■ Tasks to perform
1 > In the article below on Julian Assange's Senate candidacy, on what date are the Australian national elections to be held?
2 > Condense the paragraph of the Julian Assange article below that begins "A national survey by Sydney-based UMR Research" into a single shorter sentence that retains its main facts.
3 > Reproduce the portion of the Julian Assange article below from "CANBERRA, Australia —" to "elections in September.".

##### Exercise text

CANBERRA, Australia — WikiLeaks founder and Australian Senate candidate Julian Assange says he is proud of the level of support he enjoys in his home country and has pledged to enforce transparency in Parliament if he wins a seat in elections in September.
"When you turn a bright light on, the cockroaches scuttle away, and that's what we need to do to Canberra," the Australian capital, Assange told Nine Network television in an interview filmed in the Ecuadorean Embassy in London and broadcast in Australia on Sunday.
In a separate interview at the embassy, where he has taken refuge for more than a year, the 42-year-old fugitive told Ten Network that his popularity demonstrated by a recent opinion poll reflected poorly on the ruling Labor Party.
The center-left government staunchly supports the U.S. condemnation of WikiLeaks' disclosure of hundreds of thousands of classified documents.
A national survey by Sydney-based UMR Research, a company that Labor relies on for its own internal polling, found in April that 26 percent of Australian voters said they were likely to vote for Assange or other candidates running for his WikiLeaks Party in national elections, which Prime Minister Kevin Rudd announced Sunday would be held Sept. 7.
"I'm obviously proud of that, but it's also something extremely interesting about the Australian people and about what is happening and the perceptions of what is happening in Canberra," Assange told Ten.
Assange did not favor conservative opposition leader Tony Abbott, whom opinion polls suggest will likely be the next prime minister. Assange told Nine that Abbott as head of government "wouldn't be good for anyone."
UMR managing director John Utting told Fairfax Media in April said that the poll showed WikiLeaks had "a good chance" of winning seats if Assange runs a clever campaign. A Senate seat can be won with as little as 17 percent of the vote within a state.

##########
##### Recorded data

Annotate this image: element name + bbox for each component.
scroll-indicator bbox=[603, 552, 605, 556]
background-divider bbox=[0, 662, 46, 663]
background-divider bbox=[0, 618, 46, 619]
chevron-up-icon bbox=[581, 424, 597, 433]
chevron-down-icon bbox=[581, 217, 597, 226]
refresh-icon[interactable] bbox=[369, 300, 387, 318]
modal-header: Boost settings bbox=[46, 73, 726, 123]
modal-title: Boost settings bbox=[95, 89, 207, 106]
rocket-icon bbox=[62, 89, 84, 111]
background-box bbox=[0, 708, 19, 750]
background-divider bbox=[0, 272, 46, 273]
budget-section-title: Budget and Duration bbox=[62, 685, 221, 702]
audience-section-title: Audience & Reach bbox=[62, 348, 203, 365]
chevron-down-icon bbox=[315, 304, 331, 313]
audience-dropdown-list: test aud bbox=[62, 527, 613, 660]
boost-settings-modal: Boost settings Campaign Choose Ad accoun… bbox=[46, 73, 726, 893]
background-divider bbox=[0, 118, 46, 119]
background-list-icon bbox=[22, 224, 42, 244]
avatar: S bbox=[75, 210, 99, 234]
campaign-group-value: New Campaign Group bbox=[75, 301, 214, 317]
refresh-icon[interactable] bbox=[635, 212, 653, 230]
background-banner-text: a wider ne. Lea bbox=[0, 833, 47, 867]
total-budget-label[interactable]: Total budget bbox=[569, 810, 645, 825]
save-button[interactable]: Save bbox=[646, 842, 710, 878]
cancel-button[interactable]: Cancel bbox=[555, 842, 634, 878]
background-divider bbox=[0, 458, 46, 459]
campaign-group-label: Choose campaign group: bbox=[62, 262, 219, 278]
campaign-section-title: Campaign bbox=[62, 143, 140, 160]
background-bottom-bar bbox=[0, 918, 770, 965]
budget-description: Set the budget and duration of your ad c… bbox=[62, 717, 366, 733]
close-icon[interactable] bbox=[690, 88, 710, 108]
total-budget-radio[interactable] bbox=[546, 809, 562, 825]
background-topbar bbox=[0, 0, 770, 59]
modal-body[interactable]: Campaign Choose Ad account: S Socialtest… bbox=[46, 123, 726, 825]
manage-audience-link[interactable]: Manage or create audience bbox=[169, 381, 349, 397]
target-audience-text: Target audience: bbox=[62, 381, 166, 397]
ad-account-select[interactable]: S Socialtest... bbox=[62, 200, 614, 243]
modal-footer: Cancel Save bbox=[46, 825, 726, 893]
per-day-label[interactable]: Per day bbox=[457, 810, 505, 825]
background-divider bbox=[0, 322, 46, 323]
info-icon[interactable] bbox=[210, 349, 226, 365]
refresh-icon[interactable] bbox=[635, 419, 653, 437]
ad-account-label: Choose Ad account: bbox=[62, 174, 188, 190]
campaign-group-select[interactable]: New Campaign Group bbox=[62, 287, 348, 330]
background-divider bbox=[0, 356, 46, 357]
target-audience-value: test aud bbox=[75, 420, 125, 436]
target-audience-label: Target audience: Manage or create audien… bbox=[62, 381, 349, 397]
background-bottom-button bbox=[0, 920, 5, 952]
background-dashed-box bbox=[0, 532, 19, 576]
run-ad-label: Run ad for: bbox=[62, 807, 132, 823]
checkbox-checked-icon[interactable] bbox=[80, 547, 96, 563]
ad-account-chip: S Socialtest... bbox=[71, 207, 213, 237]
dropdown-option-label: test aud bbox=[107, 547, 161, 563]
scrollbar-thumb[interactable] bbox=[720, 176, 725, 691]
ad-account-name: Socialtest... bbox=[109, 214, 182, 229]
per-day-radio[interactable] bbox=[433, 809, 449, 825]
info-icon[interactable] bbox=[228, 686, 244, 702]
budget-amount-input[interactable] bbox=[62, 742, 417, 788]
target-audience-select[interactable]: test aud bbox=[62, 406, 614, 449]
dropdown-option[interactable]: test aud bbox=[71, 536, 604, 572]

##########

■ List of solutions
1 > September 7.

2 > An April national survey by UMR Research, a Sydney-based firm Labor uses for its internal polling, found that 26 percent of Australian voters were likely to vote for Assange or other WikiLeaks Party candidates in the national elections, which Prime Minister Kevin Rudd announced would be held Sept. 7.

3 >
CANBERRA, Australia — WikiLeaks founder and Australian Senate candidate Julian Assange says he is proud of the level of support he enjoys in his home country and has pledged to enforce transparency in Parliament if he wins a seat in elections in September.